Problem description
Copy every line in which the string "What" occurs.

Data to process
+-------+
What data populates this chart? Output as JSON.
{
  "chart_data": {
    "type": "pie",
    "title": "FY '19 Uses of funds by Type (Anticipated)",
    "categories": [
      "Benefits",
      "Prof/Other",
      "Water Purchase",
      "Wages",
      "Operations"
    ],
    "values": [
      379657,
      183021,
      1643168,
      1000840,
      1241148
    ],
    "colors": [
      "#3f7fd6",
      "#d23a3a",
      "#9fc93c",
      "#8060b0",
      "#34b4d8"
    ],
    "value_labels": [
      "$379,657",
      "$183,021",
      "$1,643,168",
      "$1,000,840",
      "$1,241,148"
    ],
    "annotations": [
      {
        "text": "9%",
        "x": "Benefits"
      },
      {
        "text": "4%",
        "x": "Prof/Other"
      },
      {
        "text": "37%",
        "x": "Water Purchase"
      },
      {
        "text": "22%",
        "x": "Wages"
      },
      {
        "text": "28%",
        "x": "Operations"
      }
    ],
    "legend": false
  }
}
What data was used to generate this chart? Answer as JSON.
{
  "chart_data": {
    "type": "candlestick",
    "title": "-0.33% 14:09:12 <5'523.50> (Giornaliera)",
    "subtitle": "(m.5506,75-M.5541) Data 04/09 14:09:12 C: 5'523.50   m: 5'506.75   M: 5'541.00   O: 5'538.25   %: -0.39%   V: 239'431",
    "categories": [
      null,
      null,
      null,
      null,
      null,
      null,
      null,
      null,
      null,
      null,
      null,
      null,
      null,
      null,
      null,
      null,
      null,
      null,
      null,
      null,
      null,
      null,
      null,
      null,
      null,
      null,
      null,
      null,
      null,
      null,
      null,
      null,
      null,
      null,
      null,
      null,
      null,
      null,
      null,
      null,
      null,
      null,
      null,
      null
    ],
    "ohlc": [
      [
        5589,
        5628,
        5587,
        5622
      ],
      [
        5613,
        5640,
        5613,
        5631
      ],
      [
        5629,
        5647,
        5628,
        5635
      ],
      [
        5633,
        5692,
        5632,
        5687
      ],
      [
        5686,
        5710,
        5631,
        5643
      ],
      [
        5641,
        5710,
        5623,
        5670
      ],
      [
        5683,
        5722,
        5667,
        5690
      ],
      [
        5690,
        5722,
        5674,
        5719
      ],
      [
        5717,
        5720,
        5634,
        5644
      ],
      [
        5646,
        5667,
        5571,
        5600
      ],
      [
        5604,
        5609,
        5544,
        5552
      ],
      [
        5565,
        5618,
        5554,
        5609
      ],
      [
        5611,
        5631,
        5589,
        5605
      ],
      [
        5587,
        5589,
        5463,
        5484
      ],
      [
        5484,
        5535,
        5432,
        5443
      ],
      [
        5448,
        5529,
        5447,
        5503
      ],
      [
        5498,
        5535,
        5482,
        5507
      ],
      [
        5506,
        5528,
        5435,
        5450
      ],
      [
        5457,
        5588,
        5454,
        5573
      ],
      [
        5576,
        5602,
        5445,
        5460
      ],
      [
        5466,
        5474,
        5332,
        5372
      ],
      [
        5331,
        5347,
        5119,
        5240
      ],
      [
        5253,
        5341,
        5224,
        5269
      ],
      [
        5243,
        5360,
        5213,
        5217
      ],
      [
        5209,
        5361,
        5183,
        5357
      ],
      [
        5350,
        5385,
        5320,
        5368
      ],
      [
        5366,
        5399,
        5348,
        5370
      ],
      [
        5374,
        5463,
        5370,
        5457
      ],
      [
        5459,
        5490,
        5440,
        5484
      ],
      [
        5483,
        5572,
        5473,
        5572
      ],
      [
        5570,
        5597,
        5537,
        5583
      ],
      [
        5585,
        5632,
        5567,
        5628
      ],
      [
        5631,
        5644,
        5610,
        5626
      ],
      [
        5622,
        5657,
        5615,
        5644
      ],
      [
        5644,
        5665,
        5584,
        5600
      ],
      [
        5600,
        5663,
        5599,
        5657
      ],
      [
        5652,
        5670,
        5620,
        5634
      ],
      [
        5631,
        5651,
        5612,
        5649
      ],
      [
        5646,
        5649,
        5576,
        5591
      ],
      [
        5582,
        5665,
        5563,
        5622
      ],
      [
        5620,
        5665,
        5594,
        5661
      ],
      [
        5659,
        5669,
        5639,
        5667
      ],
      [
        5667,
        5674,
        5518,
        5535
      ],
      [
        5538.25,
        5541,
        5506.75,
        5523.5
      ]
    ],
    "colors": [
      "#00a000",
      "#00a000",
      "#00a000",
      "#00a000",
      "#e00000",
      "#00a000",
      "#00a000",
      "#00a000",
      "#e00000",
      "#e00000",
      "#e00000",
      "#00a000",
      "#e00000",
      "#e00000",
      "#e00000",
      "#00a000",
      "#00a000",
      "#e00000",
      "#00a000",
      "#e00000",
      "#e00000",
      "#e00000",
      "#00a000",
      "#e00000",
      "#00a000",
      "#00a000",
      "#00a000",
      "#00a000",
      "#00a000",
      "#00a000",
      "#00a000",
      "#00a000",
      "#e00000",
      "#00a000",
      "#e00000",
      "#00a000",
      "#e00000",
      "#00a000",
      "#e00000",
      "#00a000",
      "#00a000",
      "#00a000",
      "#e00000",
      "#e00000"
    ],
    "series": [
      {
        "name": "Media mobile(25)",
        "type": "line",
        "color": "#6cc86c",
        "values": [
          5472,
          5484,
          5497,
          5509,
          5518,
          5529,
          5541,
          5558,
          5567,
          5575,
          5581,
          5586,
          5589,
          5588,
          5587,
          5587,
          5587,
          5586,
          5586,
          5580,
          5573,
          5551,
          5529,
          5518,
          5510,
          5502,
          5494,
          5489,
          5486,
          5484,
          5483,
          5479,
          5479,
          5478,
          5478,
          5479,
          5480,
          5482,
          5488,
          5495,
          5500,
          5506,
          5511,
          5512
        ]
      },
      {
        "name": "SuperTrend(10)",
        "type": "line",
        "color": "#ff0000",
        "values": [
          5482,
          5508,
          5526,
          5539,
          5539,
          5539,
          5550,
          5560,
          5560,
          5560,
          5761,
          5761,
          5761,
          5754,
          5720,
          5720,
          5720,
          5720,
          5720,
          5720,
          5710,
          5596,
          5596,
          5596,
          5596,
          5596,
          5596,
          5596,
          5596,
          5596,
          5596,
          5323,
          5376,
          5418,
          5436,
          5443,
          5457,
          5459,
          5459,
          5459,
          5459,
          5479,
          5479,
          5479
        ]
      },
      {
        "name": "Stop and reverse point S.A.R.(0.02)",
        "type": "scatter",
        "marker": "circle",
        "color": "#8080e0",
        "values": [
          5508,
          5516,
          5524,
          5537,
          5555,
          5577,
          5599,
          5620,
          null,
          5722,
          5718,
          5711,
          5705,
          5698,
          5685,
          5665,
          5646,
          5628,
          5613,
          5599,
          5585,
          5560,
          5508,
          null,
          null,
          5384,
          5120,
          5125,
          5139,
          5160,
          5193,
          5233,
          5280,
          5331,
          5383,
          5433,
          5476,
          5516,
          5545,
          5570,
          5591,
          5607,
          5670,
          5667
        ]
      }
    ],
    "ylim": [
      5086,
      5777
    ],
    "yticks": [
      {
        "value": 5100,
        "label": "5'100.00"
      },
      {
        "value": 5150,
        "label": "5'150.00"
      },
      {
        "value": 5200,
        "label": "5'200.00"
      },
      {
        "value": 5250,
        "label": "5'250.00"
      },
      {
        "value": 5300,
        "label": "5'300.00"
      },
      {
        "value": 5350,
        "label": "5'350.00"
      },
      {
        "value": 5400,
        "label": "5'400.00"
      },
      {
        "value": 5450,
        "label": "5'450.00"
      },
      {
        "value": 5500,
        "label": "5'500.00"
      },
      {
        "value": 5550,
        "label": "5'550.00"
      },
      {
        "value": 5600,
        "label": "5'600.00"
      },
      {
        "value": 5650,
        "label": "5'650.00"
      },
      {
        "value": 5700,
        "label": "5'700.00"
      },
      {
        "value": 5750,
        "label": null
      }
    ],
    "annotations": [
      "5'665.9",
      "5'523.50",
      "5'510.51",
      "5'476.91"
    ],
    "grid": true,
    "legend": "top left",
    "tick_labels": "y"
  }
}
+-------+
Output for this task
What data populates this chart? Output as JSON.
What data was used to generate this chart? Answer as JSON.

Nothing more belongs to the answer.